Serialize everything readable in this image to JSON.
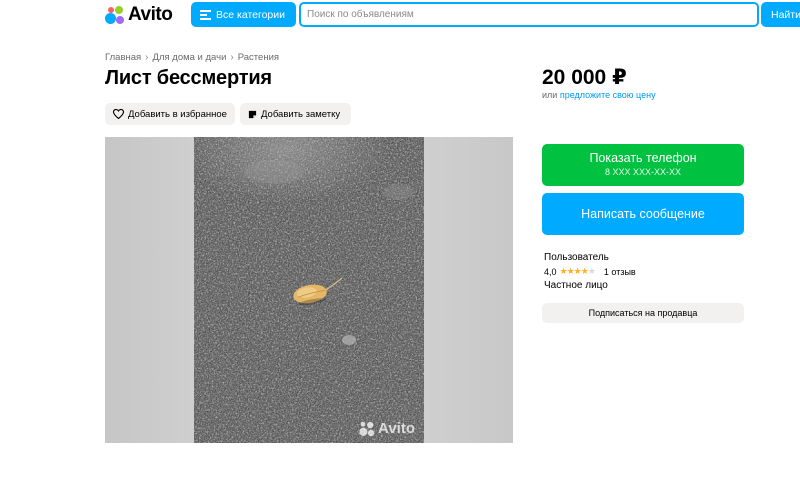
{
  "header": {
    "logo_text": "Avito",
    "categories_label": "Все категории",
    "search_placeholder": "Поиск по объявлениям",
    "search_button": "Найти"
  },
  "breadcrumb": [
    "Главная",
    "Для дома и дачи",
    "Растения"
  ],
  "title": "Лист бессмертия",
  "actions": {
    "favorite_label": "Добавить в избранное",
    "note_label": "Добавить заметку"
  },
  "gallery": {
    "watermark": "Avito",
    "photo_subject": "leaf-on-asphalt"
  },
  "price": {
    "value": "20 000 ₽",
    "prefix": "или",
    "offer_link": "предложите свою цену"
  },
  "contact": {
    "phone_button": "Показать телефон",
    "phone_masked": "8 XXX XXX-XX-XX",
    "message_button": "Написать сообщение"
  },
  "seller": {
    "name": "Пользователь",
    "rating": "4,0",
    "stars_filled": 4,
    "stars_total": 5,
    "reviews": "1 отзыв",
    "type": "Частное лицо",
    "subscribe_button": "Подписаться на продавца"
  },
  "colors": {
    "accent": "#00aaff",
    "phone_green": "#00c140",
    "star": "#ffb021",
    "chip_bg": "#f2f1f0"
  }
}
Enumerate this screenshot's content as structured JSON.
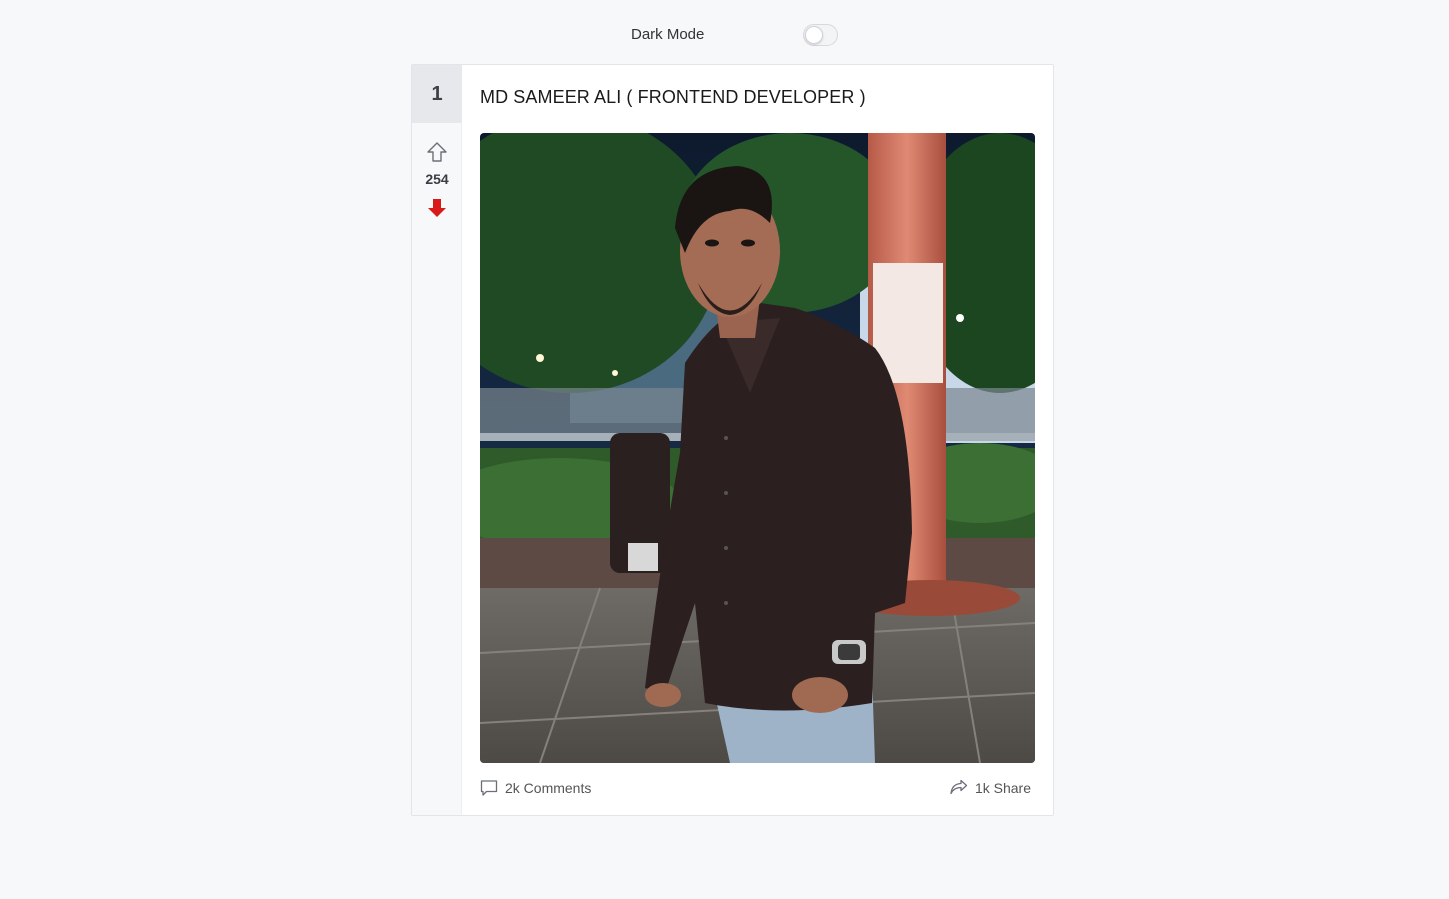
{
  "header": {
    "dark_mode_label": "Dark Mode",
    "dark_mode_enabled": false
  },
  "post": {
    "rank": "1",
    "title": "MD SAMEER ALI ( FRONTEND DEVELOPER )",
    "votes": "254",
    "image_icon": "portrait-photo",
    "comments_label": "2k Comments",
    "share_label": "1k Share"
  },
  "icons": {
    "upvote": "arrow-up-outline-icon",
    "downvote": "arrow-down-filled-icon",
    "comment": "speech-bubble-icon",
    "share": "share-arrow-icon"
  },
  "colors": {
    "downvote_active": "#d91a1a",
    "page_bg": "#f7f8fa"
  }
}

- - -

▶ _TASK TO CARRY OUT_: Copy each line in full and exactly, omitting any picture.

▶ _IN RESPONSE_:
Serialize everything readable in this image to JSON.
{
  "header": {
    "logo_text": "Avito",
    "categories_label": "Все категории",
    "search_placeholder": "Поиск по объявлениям",
    "search_button": "Найти"
  },
  "breadcrumb": [
    "Главная",
    "Для дома и дачи",
    "Растения"
  ],
  "title": "Лист бессмертия",
  "actions": {
    "favorite_label": "Добавить в избранное",
    "note_label": "Добавить заметку"
  },
  "gallery": {
    "watermark": "Avito",
    "photo_subject": "leaf-on-asphalt"
  },
  "price": {
    "value": "20 000 ₽",
    "prefix": "или",
    "offer_link": "предложите свою цену"
  },
  "contact": {
    "phone_button": "Показать телефон",
    "phone_masked": "8 XXX XXX-XX-XX",
    "message_button": "Написать сообщение"
  },
  "seller": {
    "name": "Пользователь",
    "rating": "4,0",
    "stars_filled": 4,
    "stars_total": 5,
    "reviews": "1 отзыв",
    "type": "Частное лицо",
    "subscribe_button": "Подписаться на продавца"
  },
  "colors": {
    "accent": "#00aaff",
    "phone_green": "#00c140",
    "star": "#ffb021",
    "chip_bg": "#f2f1f0"
  }
}
Enumerate this screenshot's content as structured JSON.
{
  "header": {
    "dark_mode_label": "Dark Mode",
    "dark_mode_enabled": false
  },
  "post": {
    "rank": "1",
    "title": "MD SAMEER ALI ( FRONTEND DEVELOPER )",
    "votes": "254",
    "image_icon": "portrait-photo",
    "comments_label": "2k Comments",
    "share_label": "1k Share"
  },
  "icons": {
    "upvote": "arrow-up-outline-icon",
    "downvote": "arrow-down-filled-icon",
    "comment": "speech-bubble-icon",
    "share": "share-arrow-icon"
  },
  "colors": {
    "downvote_active": "#d91a1a",
    "page_bg": "#f7f8fa"
  }
}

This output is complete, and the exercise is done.